:: Set task ::
Return the entries below in their exact form, leaving the pictures out.

════════

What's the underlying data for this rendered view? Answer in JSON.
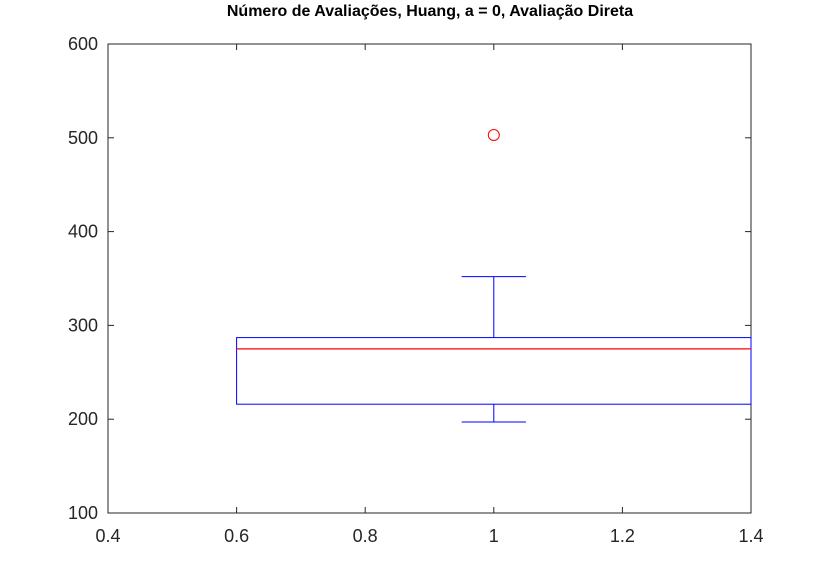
{
  "chart_data": {
    "type": "boxplot",
    "title": "Número de Avaliações, Huang, a = 0, Avaliação Direta",
    "xlabel": "",
    "ylabel": "",
    "xlim": [
      0.4,
      1.4
    ],
    "ylim": [
      100,
      600
    ],
    "xticks": [
      0.4,
      0.6,
      0.8,
      1,
      1.2,
      1.4
    ],
    "xtick_labels": [
      "0.4",
      "0.6",
      "0.8",
      "1",
      "1.2",
      "1.4"
    ],
    "yticks": [
      100,
      200,
      300,
      400,
      500,
      600
    ],
    "ytick_labels": [
      "100",
      "200",
      "300",
      "400",
      "500",
      "600"
    ],
    "grid": false,
    "box": {
      "position": 1,
      "box_left": 0.6,
      "box_right": 1.4,
      "cap_left": 0.95,
      "cap_right": 1.05,
      "whisker_low": 197,
      "q1": 216,
      "median": 275,
      "q3": 287,
      "whisker_high": 352,
      "outliers": [
        503
      ]
    },
    "colors": {
      "box": "#0000ff",
      "median": "#ff0000",
      "outlier": "#ff0000",
      "axes": "#262626"
    }
  }
}
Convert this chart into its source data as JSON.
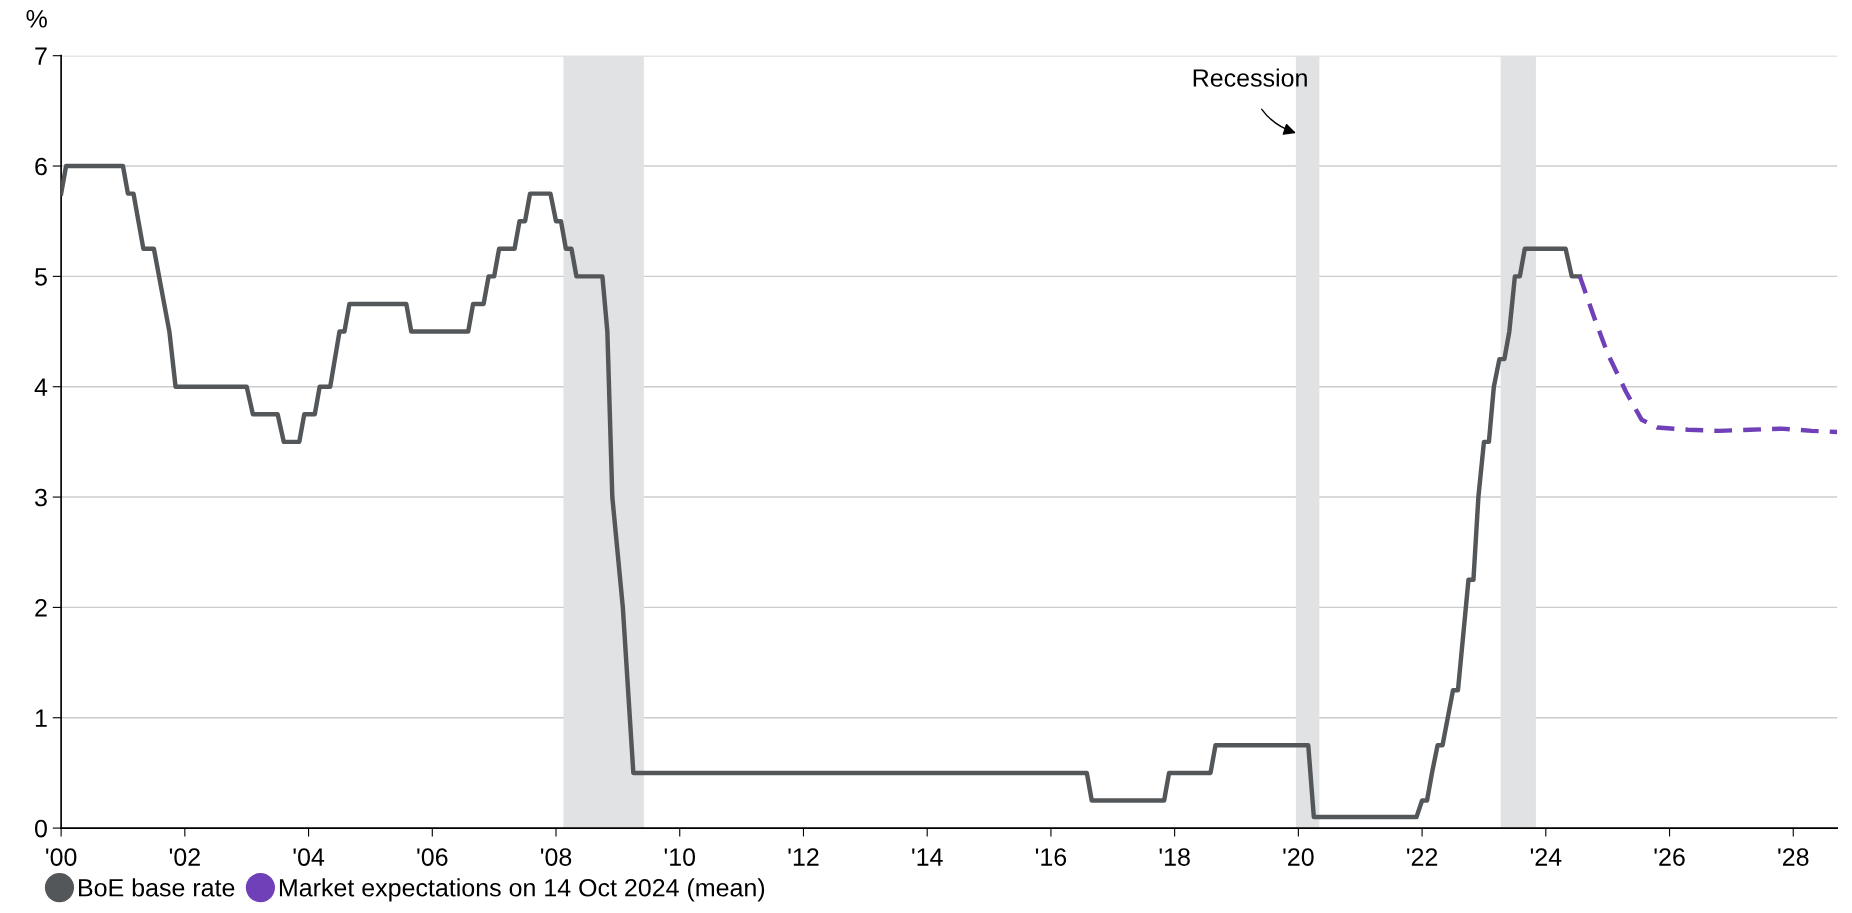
{
  "chart_data": {
    "type": "line",
    "ylabel": "%",
    "xlim": [
      2000,
      2028.71
    ],
    "ylim": [
      0,
      7
    ],
    "yticks": [
      0,
      1,
      2,
      3,
      4,
      5,
      6,
      7
    ],
    "xticks": [
      {
        "value": 2000,
        "label": "'00"
      },
      {
        "value": 2002,
        "label": "'02"
      },
      {
        "value": 2004,
        "label": "'04"
      },
      {
        "value": 2006,
        "label": "'06"
      },
      {
        "value": 2008,
        "label": "'08"
      },
      {
        "value": 2010,
        "label": "'10"
      },
      {
        "value": 2012,
        "label": "'12"
      },
      {
        "value": 2014,
        "label": "'14"
      },
      {
        "value": 2016,
        "label": "'16"
      },
      {
        "value": 2018,
        "label": "'18"
      },
      {
        "value": 2020,
        "label": "'20"
      },
      {
        "value": 2022,
        "label": "'22"
      },
      {
        "value": 2024,
        "label": "'24"
      },
      {
        "value": 2026,
        "label": "'26"
      },
      {
        "value": 2028,
        "label": "'28"
      }
    ],
    "grid": "y",
    "legend": "bottom left",
    "bands": [
      {
        "axis": "x",
        "from": 2008.12,
        "to": 2009.42,
        "color": "#e1e2e4"
      },
      {
        "axis": "x",
        "from": 2019.96,
        "to": 2020.34,
        "color": "#e1e2e4"
      },
      {
        "axis": "x",
        "from": 2023.27,
        "to": 2023.84,
        "color": "#e1e2e4"
      }
    ],
    "annotations": [
      {
        "text": "Recession",
        "x": 2019.96,
        "y": 6.3
      }
    ],
    "series": [
      {
        "name": "BoE base rate",
        "color": "#54575a",
        "line_style": "solid",
        "x": [
          2000.0,
          2000.08,
          2001.0,
          2001.08,
          2001.17,
          2001.33,
          2001.5,
          2001.75,
          2001.85,
          2003.0,
          2003.1,
          2003.5,
          2003.6,
          2003.85,
          2003.93,
          2004.1,
          2004.18,
          2004.35,
          2004.5,
          2004.58,
          2004.66,
          2005.58,
          2005.66,
          2006.58,
          2006.66,
          2006.83,
          2006.91,
          2007.0,
          2007.08,
          2007.33,
          2007.41,
          2007.5,
          2007.58,
          2007.91,
          2008.0,
          2008.08,
          2008.16,
          2008.25,
          2008.33,
          2008.75,
          2008.83,
          2008.91,
          2009.08,
          2009.25,
          2016.58,
          2016.66,
          2017.83,
          2017.91,
          2018.58,
          2018.66,
          2020.16,
          2020.25,
          2021.91,
          2022.0,
          2022.08,
          2022.16,
          2022.25,
          2022.33,
          2022.5,
          2022.58,
          2022.75,
          2022.83,
          2022.91,
          2023.0,
          2023.08,
          2023.16,
          2023.25,
          2023.33,
          2023.41,
          2023.5,
          2023.58,
          2023.66,
          2024.32,
          2024.42,
          2024.55
        ],
        "values": [
          5.75,
          6.0,
          6.0,
          5.75,
          5.75,
          5.25,
          5.25,
          4.5,
          4.0,
          4.0,
          3.75,
          3.75,
          3.5,
          3.5,
          3.75,
          3.75,
          4.0,
          4.0,
          4.5,
          4.5,
          4.75,
          4.75,
          4.5,
          4.5,
          4.75,
          4.75,
          5.0,
          5.0,
          5.25,
          5.25,
          5.5,
          5.5,
          5.75,
          5.75,
          5.5,
          5.5,
          5.25,
          5.25,
          5.0,
          5.0,
          4.5,
          3.0,
          2.0,
          0.5,
          0.5,
          0.25,
          0.25,
          0.5,
          0.5,
          0.75,
          0.75,
          0.1,
          0.1,
          0.25,
          0.25,
          0.5,
          0.75,
          0.75,
          1.25,
          1.25,
          2.25,
          2.25,
          3.0,
          3.5,
          3.5,
          4.0,
          4.25,
          4.25,
          4.5,
          5.0,
          5.0,
          5.25,
          5.25,
          5.0,
          5.0
        ]
      },
      {
        "name": "Market expectations on 14 Oct 2024 (mean)",
        "color": "#7040b8",
        "line_style": "dashed",
        "x": [
          2024.55,
          2024.8,
          2025.0,
          2025.3,
          2025.55,
          2025.8,
          2026.3,
          2026.8,
          2027.3,
          2027.8,
          2028.3,
          2028.71
        ],
        "values": [
          5.0,
          4.6,
          4.3,
          3.95,
          3.7,
          3.63,
          3.61,
          3.6,
          3.61,
          3.62,
          3.6,
          3.59
        ]
      }
    ]
  }
}
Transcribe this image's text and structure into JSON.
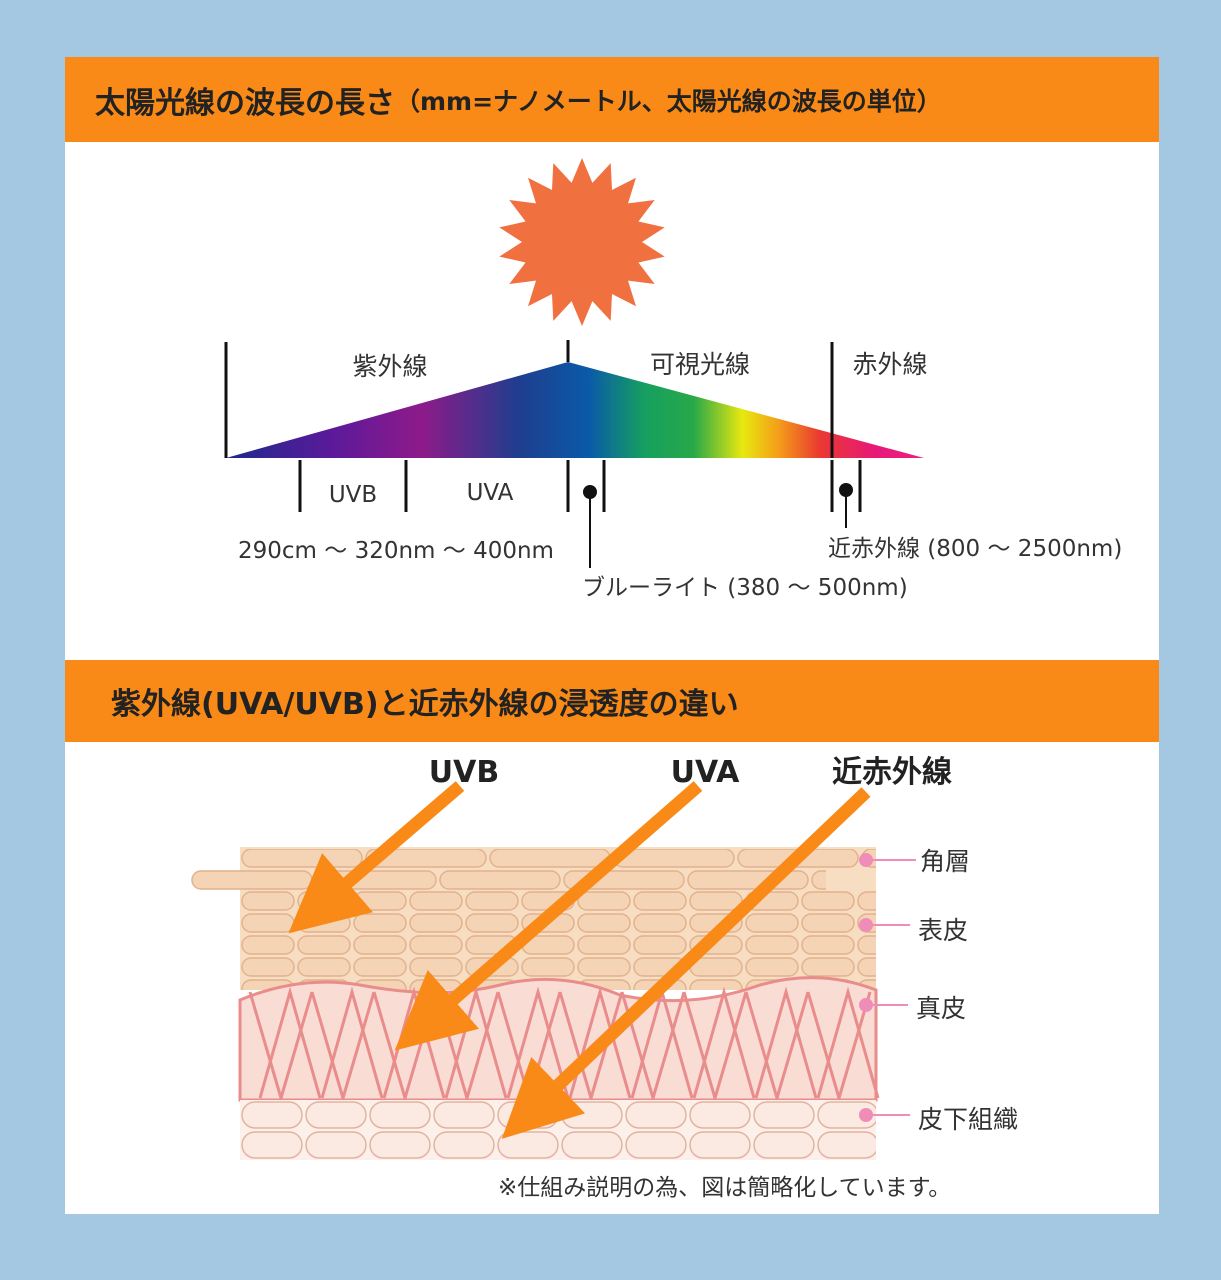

════════

:: The completed task ::
What's the underlying data for this rendered view? Answer in JSON.
{
  "chart_data": {
    "type": "boxplot",
    "title": "Número de Avaliações, Huang, a = 0, Avaliação Direta",
    "xlabel": "",
    "ylabel": "",
    "xlim": [
      0.4,
      1.4
    ],
    "ylim": [
      100,
      600
    ],
    "xticks": [
      0.4,
      0.6,
      0.8,
      1,
      1.2,
      1.4
    ],
    "xtick_labels": [
      "0.4",
      "0.6",
      "0.8",
      "1",
      "1.2",
      "1.4"
    ],
    "yticks": [
      100,
      200,
      300,
      400,
      500,
      600
    ],
    "ytick_labels": [
      "100",
      "200",
      "300",
      "400",
      "500",
      "600"
    ],
    "grid": false,
    "box": {
      "position": 1,
      "box_left": 0.6,
      "box_right": 1.4,
      "cap_left": 0.95,
      "cap_right": 1.05,
      "whisker_low": 197,
      "q1": 216,
      "median": 275,
      "q3": 287,
      "whisker_high": 352,
      "outliers": [
        503
      ]
    },
    "colors": {
      "box": "#0000ff",
      "median": "#ff0000",
      "outlier": "#ff0000",
      "axes": "#262626"
    }
  }
}
Convert this chart into its source data as JSON.
{
  "chart_data": {
    "type": "line",
    "ylabel": "%",
    "xlim": [
      2000,
      2028.71
    ],
    "ylim": [
      0,
      7
    ],
    "yticks": [
      0,
      1,
      2,
      3,
      4,
      5,
      6,
      7
    ],
    "xticks": [
      {
        "value": 2000,
        "label": "'00"
      },
      {
        "value": 2002,
        "label": "'02"
      },
      {
        "value": 2004,
        "label": "'04"
      },
      {
        "value": 2006,
        "label": "'06"
      },
      {
        "value": 2008,
        "label": "'08"
      },
      {
        "value": 2010,
        "label": "'10"
      },
      {
        "value": 2012,
        "label": "'12"
      },
      {
        "value": 2014,
        "label": "'14"
      },
      {
        "value": 2016,
        "label": "'16"
      },
      {
        "value": 2018,
        "label": "'18"
      },
      {
        "value": 2020,
        "label": "'20"
      },
      {
        "value": 2022,
        "label": "'22"
      },
      {
        "value": 2024,
        "label": "'24"
      },
      {
        "value": 2026,
        "label": "'26"
      },
      {
        "value": 2028,
        "label": "'28"
      }
    ],
    "grid": "y",
    "legend": "bottom left",
    "bands": [
      {
        "axis": "x",
        "from": 2008.12,
        "to": 2009.42,
        "color": "#e1e2e4"
      },
      {
        "axis": "x",
        "from": 2019.96,
        "to": 2020.34,
        "color": "#e1e2e4"
      },
      {
        "axis": "x",
        "from": 2023.27,
        "to": 2023.84,
        "color": "#e1e2e4"
      }
    ],
    "annotations": [
      {
        "text": "Recession",
        "x": 2019.96,
        "y": 6.3
      }
    ],
    "series": [
      {
        "name": "BoE base rate",
        "color": "#54575a",
        "line_style": "solid",
        "x": [
          2000.0,
          2000.08,
          2001.0,
          2001.08,
          2001.17,
          2001.33,
          2001.5,
          2001.75,
          2001.85,
          2003.0,
          2003.1,
          2003.5,
          2003.6,
          2003.85,
          2003.93,
          2004.1,
          2004.18,
          2004.35,
          2004.5,
          2004.58,
          2004.66,
          2005.58,
          2005.66,
          2006.58,
          2006.66,
          2006.83,
          2006.91,
          2007.0,
          2007.08,
          2007.33,
          2007.41,
          2007.5,
          2007.58,
          2007.91,
          2008.0,
          2008.08,
          2008.16,
          2008.25,
          2008.33,
          2008.75,
          2008.83,
          2008.91,
          2009.08,
          2009.25,
          2016.58,
          2016.66,
          2017.83,
          2017.91,
          2018.58,
          2018.66,
          2020.16,
          2020.25,
          2021.91,
          2022.0,
          2022.08,
          2022.16,
          2022.25,
          2022.33,
          2022.5,
          2022.58,
          2022.75,
          2022.83,
          2022.91,
          2023.0,
          2023.08,
          2023.16,
          2023.25,
          2023.33,
          2023.41,
          2023.5,
          2023.58,
          2023.66,
          2024.32,
          2024.42,
          2024.55
        ],
        "values": [
          5.75,
          6.0,
          6.0,
          5.75,
          5.75,
          5.25,
          5.25,
          4.5,
          4.0,
          4.0,
          3.75,
          3.75,
          3.5,
          3.5,
          3.75,
          3.75,
          4.0,
          4.0,
          4.5,
          4.5,
          4.75,
          4.75,
          4.5,
          4.5,
          4.75,
          4.75,
          5.0,
          5.0,
          5.25,
          5.25,
          5.5,
          5.5,
          5.75,
          5.75,
          5.5,
          5.5,
          5.25,
          5.25,
          5.0,
          5.0,
          4.5,
          3.0,
          2.0,
          0.5,
          0.5,
          0.25,
          0.25,
          0.5,
          0.5,
          0.75,
          0.75,
          0.1,
          0.1,
          0.25,
          0.25,
          0.5,
          0.75,
          0.75,
          1.25,
          1.25,
          2.25,
          2.25,
          3.0,
          3.5,
          3.5,
          4.0,
          4.25,
          4.25,
          4.5,
          5.0,
          5.0,
          5.25,
          5.25,
          5.0,
          5.0
        ]
      },
      {
        "name": "Market expectations on 14 Oct 2024 (mean)",
        "color": "#7040b8",
        "line_style": "dashed",
        "x": [
          2024.55,
          2024.8,
          2025.0,
          2025.3,
          2025.55,
          2025.8,
          2026.3,
          2026.8,
          2027.3,
          2027.8,
          2028.3,
          2028.71
        ],
        "values": [
          5.0,
          4.6,
          4.3,
          3.95,
          3.7,
          3.63,
          3.61,
          3.6,
          3.61,
          3.62,
          3.6,
          3.59
        ]
      }
    ]
  }
}
Transcribe this image's text and structure into JSON.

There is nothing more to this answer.